Work required: Type the records out again in full, exactly.

Records contained in a dataset
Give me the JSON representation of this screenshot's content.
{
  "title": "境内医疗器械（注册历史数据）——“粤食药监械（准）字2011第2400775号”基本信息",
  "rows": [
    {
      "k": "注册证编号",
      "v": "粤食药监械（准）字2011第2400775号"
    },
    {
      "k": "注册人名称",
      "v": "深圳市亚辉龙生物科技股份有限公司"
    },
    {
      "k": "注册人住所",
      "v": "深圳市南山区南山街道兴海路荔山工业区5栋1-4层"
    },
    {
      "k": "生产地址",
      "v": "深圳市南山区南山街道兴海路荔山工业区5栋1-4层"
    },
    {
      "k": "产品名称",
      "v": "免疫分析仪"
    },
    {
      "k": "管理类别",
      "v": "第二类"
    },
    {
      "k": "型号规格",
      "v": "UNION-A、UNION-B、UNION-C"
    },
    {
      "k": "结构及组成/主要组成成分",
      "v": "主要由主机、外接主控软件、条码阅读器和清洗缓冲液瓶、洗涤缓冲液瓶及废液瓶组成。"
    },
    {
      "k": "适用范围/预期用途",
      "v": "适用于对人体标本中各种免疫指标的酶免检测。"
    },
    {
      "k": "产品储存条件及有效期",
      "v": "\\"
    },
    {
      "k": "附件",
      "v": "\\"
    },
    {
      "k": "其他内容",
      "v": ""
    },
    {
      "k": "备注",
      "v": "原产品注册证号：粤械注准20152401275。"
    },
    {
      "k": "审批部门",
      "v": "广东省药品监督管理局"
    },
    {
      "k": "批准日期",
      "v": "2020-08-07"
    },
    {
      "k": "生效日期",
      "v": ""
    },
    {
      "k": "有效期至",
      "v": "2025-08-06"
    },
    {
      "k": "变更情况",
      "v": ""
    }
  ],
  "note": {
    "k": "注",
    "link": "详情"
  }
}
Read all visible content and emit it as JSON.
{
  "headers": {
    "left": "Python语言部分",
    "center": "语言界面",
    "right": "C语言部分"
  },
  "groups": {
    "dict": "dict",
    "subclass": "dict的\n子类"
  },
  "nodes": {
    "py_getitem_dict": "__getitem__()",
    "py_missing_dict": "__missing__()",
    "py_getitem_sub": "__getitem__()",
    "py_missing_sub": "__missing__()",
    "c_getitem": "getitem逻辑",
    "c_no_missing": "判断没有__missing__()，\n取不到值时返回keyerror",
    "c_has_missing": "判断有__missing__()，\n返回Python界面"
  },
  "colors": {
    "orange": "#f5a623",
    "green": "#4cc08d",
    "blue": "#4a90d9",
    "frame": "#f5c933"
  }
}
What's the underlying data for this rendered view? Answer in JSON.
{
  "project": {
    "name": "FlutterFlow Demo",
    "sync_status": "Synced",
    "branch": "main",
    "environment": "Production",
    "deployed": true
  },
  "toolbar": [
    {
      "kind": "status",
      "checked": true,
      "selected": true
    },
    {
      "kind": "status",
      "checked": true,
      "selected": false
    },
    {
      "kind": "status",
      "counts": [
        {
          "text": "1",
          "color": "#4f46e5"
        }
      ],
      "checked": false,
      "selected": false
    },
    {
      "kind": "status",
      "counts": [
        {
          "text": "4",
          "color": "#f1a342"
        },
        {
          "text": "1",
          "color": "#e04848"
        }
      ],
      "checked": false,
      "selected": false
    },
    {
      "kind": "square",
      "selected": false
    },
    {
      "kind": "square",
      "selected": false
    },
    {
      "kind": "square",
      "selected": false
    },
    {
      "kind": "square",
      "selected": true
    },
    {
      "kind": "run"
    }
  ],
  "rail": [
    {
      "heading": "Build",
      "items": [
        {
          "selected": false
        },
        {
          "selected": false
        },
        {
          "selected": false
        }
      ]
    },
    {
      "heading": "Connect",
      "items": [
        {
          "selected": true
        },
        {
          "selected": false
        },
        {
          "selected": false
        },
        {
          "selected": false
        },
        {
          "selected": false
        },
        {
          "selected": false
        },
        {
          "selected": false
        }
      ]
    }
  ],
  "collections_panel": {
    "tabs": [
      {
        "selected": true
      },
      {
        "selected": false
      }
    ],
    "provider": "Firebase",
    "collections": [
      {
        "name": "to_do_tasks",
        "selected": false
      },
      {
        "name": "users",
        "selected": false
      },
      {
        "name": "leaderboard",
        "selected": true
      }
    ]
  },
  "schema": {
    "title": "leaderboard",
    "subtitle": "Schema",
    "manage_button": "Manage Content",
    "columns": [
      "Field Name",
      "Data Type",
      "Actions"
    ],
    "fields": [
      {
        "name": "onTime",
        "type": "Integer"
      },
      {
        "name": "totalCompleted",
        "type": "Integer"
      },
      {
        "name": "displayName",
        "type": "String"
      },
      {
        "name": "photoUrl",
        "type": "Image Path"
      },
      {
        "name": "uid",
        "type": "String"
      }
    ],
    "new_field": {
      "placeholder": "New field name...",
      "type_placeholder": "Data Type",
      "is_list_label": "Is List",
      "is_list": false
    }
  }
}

Solution to this exercise:
Give me the JSON representation of this screenshot's content.
{
  "title": "境内医疗器械（注册历史数据）——“粤食药监械（准）字2011第2400775号”基本信息",
  "rows": [
    {
      "k": "注册证编号",
      "v": "粤食药监械（准）字2011第2400775号"
    },
    {
      "k": "注册人名称",
      "v": "深圳市亚辉龙生物科技股份有限公司"
    },
    {
      "k": "注册人住所",
      "v": "深圳市南山区南山街道兴海路荔山工业区5栋1-4层"
    },
    {
      "k": "生产地址",
      "v": "深圳市南山区南山街道兴海路荔山工业区5栋1-4层"
    },
    {
      "k": "产品名称",
      "v": "免疫分析仪"
    },
    {
      "k": "管理类别",
      "v": "第二类"
    },
    {
      "k": "型号规格",
      "v": "UNION-A、UNION-B、UNION-C"
    },
    {
      "k": "结构及组成/主要组成成分",
      "v": "主要由主机、外接主控软件、条码阅读器和清洗缓冲液瓶、洗涤缓冲液瓶及废液瓶组成。"
    },
    {
      "k": "适用范围/预期用途",
      "v": "适用于对人体标本中各种免疫指标的酶免检测。"
    },
    {
      "k": "产品储存条件及有效期",
      "v": "\\"
    },
    {
      "k": "附件",
      "v": "\\"
    },
    {
      "k": "其他内容",
      "v": ""
    },
    {
      "k": "备注",
      "v": "原产品注册证号：粤械注准20152401275。"
    },
    {
      "k": "审批部门",
      "v": "广东省药品监督管理局"
    },
    {
      "k": "批准日期",
      "v": "2020-08-07"
    },
    {
      "k": "生效日期",
      "v": ""
    },
    {
      "k": "有效期至",
      "v": "2025-08-06"
    },
    {
      "k": "变更情况",
      "v": ""
    }
  ],
  "note": {
    "k": "注",
    "link": "详情"
  }
}
Read all visible content and emit it as JSON.
{
  "headers": {
    "left": "Python语言部分",
    "center": "语言界面",
    "right": "C语言部分"
  },
  "groups": {
    "dict": "dict",
    "subclass": "dict的\n子类"
  },
  "nodes": {
    "py_getitem_dict": "__getitem__()",
    "py_missing_dict": "__missing__()",
    "py_getitem_sub": "__getitem__()",
    "py_missing_sub": "__missing__()",
    "c_getitem": "getitem逻辑",
    "c_no_missing": "判断没有__missing__()，\n取不到值时返回keyerror",
    "c_has_missing": "判断有__missing__()，\n返回Python界面"
  },
  "colors": {
    "orange": "#f5a623",
    "green": "#4cc08d",
    "blue": "#4a90d9",
    "frame": "#f5c933"
  }
}
What's the underlying data for this rendered view? Answer in JSON.
{
  "project": {
    "name": "FlutterFlow Demo",
    "sync_status": "Synced",
    "branch": "main",
    "environment": "Production",
    "deployed": true
  },
  "toolbar": [
    {
      "kind": "status",
      "checked": true,
      "selected": true
    },
    {
      "kind": "status",
      "checked": true,
      "selected": false
    },
    {
      "kind": "status",
      "counts": [
        {
          "text": "1",
          "color": "#4f46e5"
        }
      ],
      "checked": false,
      "selected": false
    },
    {
      "kind": "status",
      "counts": [
        {
          "text": "4",
          "color": "#f1a342"
        },
        {
          "text": "1",
          "color": "#e04848"
        }
      ],
      "checked": false,
      "selected": false
    },
    {
      "kind": "square",
      "selected": false
    },
    {
      "kind": "square",
      "selected": false
    },
    {
      "kind": "square",
      "selected": false
    },
    {
      "kind": "square",
      "selected": true
    },
    {
      "kind": "run"
    }
  ],
  "rail": [
    {
      "heading": "Build",
      "items": [
        {
          "selected": false
        },
        {
          "selected": false
        },
        {
          "selected": false
        }
      ]
    },
    {
      "heading": "Connect",
      "items": [
        {
          "selected": true
        },
        {
          "selected": false
        },
        {
          "selected": false
        },
        {
          "selected": false
        },
        {
          "selected": false
        },
        {
          "selected": false
        },
        {
          "selected": false
        }
      ]
    }
  ],
  "collections_panel": {
    "tabs": [
      {
        "selected": true
      },
      {
        "selected": false
      }
    ],
    "provider": "Firebase",
    "collections": [
      {
        "name": "to_do_tasks",
        "selected": false
      },
      {
        "name": "users",
        "selected": false
      },
      {
        "name": "leaderboard",
        "selected": true
      }
    ]
  },
  "schema": {
    "title": "leaderboard",
    "subtitle": "Schema",
    "manage_button": "Manage Content",
    "columns": [
      "Field Name",
      "Data Type",
      "Actions"
    ],
    "fields": [
      {
        "name": "onTime",
        "type": "Integer"
      },
      {
        "name": "totalCompleted",
        "type": "Integer"
      },
      {
        "name": "displayName",
        "type": "String"
      },
      {
        "name": "photoUrl",
        "type": "Image Path"
      },
      {
        "name": "uid",
        "type": "String"
      }
    ],
    "new_field": {
      "placeholder": "New field name...",
      "type_placeholder": "Data Type",
      "is_list_label": "Is List",
      "is_list": false
    }
  }
}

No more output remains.